Collection entries:
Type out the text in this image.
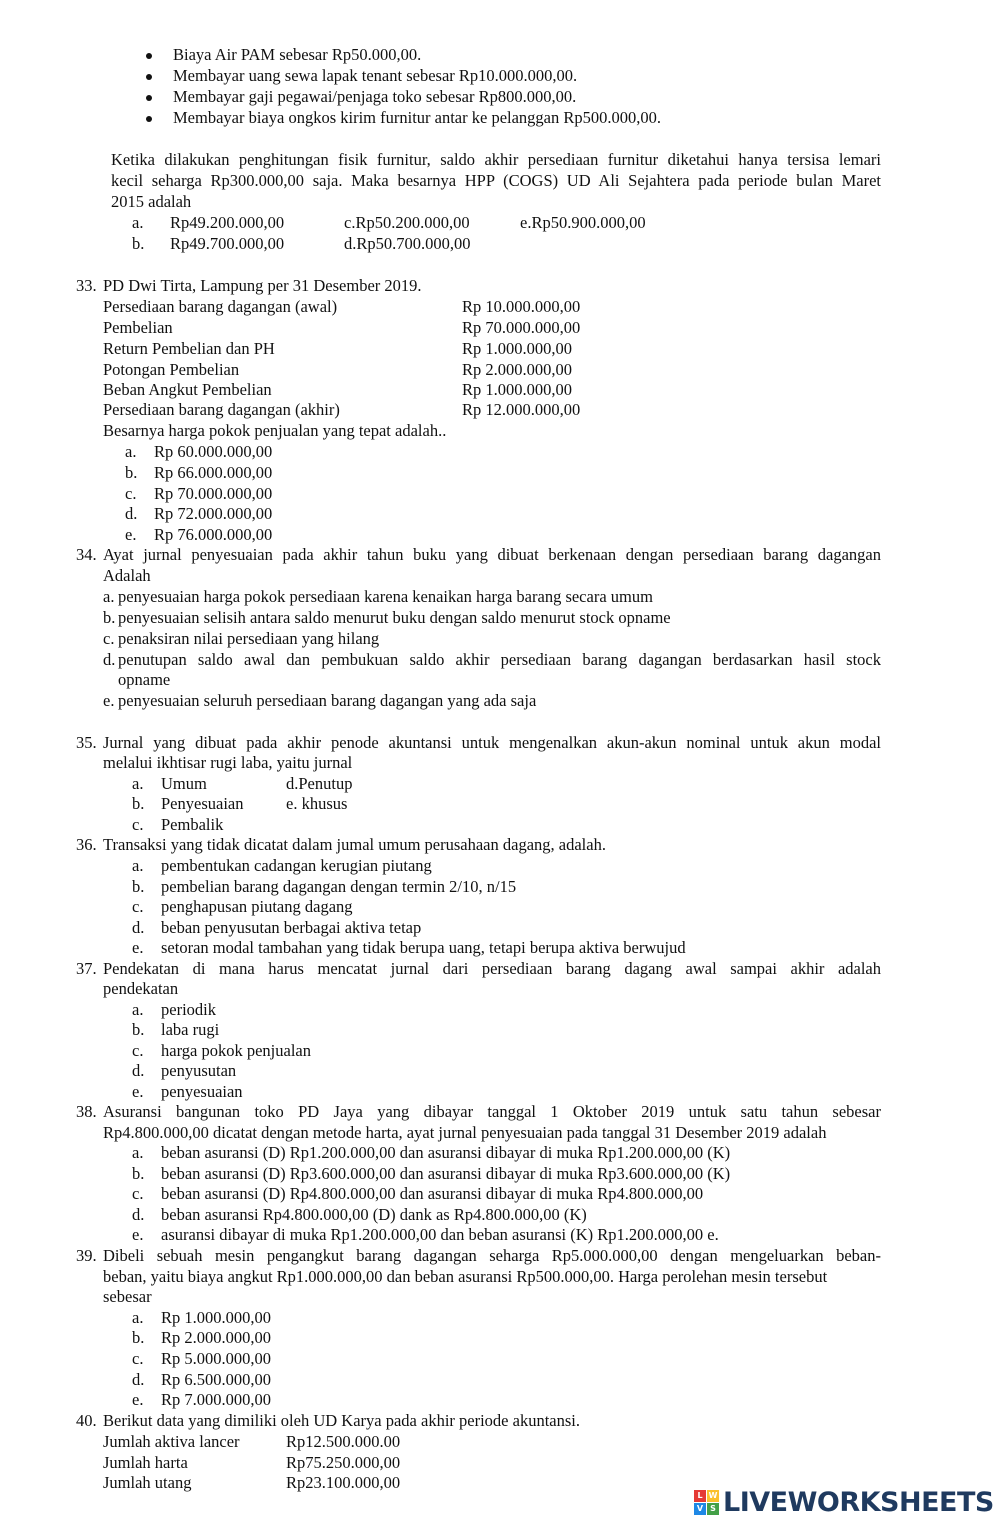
Biaya Air PAM sebesar Rp50.000,00.
Membayar uang sewa lapak tenant sebesar Rp10.000.000,00.
Membayar gaji pegawai/penjaga toko sebesar Rp800.000,00.
Membayar biaya ongkos kirim furnitur antar ke pelanggan Rp500.000,00.
Ketika dilakukan penghitungan fisik furnitur, saldo akhir persediaan furnitur diketahui hanya tersisa lemari
kecil seharga Rp300.000,00 saja. Maka besarnya HPP (COGS) UD Ali Sejahtera pada periode bulan Maret
2015 adalah
a. Rp49.200.000,00	c.Rp50.200.000,00	e.Rp50.900.000,00
b. Rp49.700.000,00	d.Rp50.700.000,00
33. PD Dwi Tirta, Lampung per 31 Desember 2019.
Persediaan barang dagangan (awal)	Rp 10.000.000,00
Pembelian	Rp 70.000.000,00
Return Pembelian dan PH	Rp 1.000.000,00
Potongan Pembelian	Rp 2.000.000,00
Beban Angkut Pembelian	Rp 1.000.000,00
Persediaan barang dagangan (akhir)	Rp 12.000.000,00
Besarnya harga pokok penjualan yang tepat adalah..
a. Rp 60.000.000,00
b. Rp 66.000.000,00
c. Rp 70.000.000,00
d. Rp 72.000.000,00
e. Rp 76.000.000,00
34. Ayat jurnal penyesuaian pada akhir tahun buku yang dibuat berkenaan dengan persediaan barang dagangan
Adalah
a. penyesuaian harga pokok persediaan karena kenaikan harga barang secara umum
b. penyesuaian selisih antara saldo menurut buku dengan saldo menurut stock opname
c. penaksiran nilai persediaan yang hilang
d. penutupan saldo awal dan pembukuan saldo akhir persediaan barang dagangan berdasarkan hasil stock
opname
e. penyesuaian seluruh persediaan barang dagangan yang ada saja
35. Jurnal yang dibuat pada akhir penode akuntansi untuk mengenalkan akun-akun nominal untuk akun modal
melalui ikhtisar rugi laba, yaitu jurnal
a. Umum	d.Penutup
b. Penyesuaian	e. khusus
c. Pembalik
36. Transaksi yang tidak dicatat dalam jumal umum perusahaan dagang, adalah.
a. pembentukan cadangan kerugian piutang
b. pembelian barang dagangan dengan termin 2/10, n/15
c. penghapusan piutang dagang
d. beban penyusutan berbagai aktiva tetap
e. setoran modal tambahan yang tidak berupa uang, tetapi berupa aktiva berwujud
37. Pendekatan di mana harus mencatat jurnal dari persediaan barang dagang awal sampai akhir adalah
pendekatan
a. periodik
b. laba rugi
c. harga pokok penjualan
d. penyusutan
e. penyesuaian
38. Asuransi bangunan toko PD Jaya yang dibayar tanggal 1 Oktober 2019 untuk satu tahun sebesar
Rp4.800.000,00 dicatat dengan metode harta, ayat jurnal penyesuaian pada tanggal 31 Desember 2019 adalah
a. beban asuransi (D) Rp1.200.000,00 dan asuransi dibayar di muka Rp1.200.000,00 (K)
b. beban asuransi (D) Rp3.600.000,00 dan asuransi dibayar di muka Rp3.600.000,00 (K)
c. beban asuransi (D) Rp4.800.000,00 dan asuransi dibayar di muka Rp4.800.000,00
d. beban asuransi Rp4.800.000,00 (D) dank as Rp4.800.000,00 (K)
e. asuransi dibayar di muka Rp1.200.000,00 dan beban asuransi (K) Rp1.200.000,00 e.
39. Dibeli sebuah mesin pengangkut barang dagangan seharga Rp5.000.000,00 dengan mengeluarkan beban-
beban, yaitu biaya angkut Rp1.000.000,00 dan beban asuransi Rp500.000,00. Harga perolehan mesin tersebut
sebesar
a. Rp 1.000.000,00
b. Rp 2.000.000,00
c. Rp 5.000.000,00
d. Rp 6.500.000,00
e. Rp 7.000.000,00
40. Berikut data yang dimiliki oleh UD Karya pada akhir periode akuntansi.
Jumlah aktiva lancer	Rp12.500.000.00
Jumlah harta	Rp75.250.000,00
Jumlah utang	Rp23.100.000,00
L W
V S LIVEWORKSHEETS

EXERCISE DESCRIPTION » How many lines in the listing above contain "dibuat"? Answer with the number alone.

RESPONSE TO THIS EXERCISE » 2